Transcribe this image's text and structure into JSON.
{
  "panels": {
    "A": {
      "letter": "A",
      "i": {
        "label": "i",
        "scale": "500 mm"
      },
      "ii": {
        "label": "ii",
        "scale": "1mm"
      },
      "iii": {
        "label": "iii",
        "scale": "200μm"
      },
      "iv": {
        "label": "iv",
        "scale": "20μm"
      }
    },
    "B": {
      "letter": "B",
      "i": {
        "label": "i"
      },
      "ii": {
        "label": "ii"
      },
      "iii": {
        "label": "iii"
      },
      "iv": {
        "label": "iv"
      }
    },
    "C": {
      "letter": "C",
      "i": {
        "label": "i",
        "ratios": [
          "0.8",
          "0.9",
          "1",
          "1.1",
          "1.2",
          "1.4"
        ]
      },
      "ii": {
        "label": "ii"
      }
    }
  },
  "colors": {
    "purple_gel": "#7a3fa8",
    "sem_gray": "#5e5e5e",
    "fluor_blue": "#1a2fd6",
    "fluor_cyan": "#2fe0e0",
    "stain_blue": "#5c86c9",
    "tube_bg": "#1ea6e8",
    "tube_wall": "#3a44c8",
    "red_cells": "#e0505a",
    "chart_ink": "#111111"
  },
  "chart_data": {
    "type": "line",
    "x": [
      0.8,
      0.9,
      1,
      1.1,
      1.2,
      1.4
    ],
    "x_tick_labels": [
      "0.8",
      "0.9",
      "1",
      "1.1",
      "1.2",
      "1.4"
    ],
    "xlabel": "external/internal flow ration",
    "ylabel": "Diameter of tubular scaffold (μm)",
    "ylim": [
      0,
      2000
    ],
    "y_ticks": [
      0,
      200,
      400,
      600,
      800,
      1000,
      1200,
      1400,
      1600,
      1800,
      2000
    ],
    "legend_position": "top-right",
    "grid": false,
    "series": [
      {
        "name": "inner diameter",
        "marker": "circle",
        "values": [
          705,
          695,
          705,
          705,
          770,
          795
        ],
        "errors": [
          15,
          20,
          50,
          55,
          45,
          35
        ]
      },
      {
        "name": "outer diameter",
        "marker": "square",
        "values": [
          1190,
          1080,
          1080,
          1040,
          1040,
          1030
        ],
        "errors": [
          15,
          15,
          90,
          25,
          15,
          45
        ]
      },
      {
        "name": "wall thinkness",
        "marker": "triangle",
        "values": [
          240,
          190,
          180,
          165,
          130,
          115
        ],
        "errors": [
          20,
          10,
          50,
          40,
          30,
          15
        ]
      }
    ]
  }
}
::::::
Return every line containing "marker".

        "marker": "circle",
        "marker": "square",
        "marker": "triangle",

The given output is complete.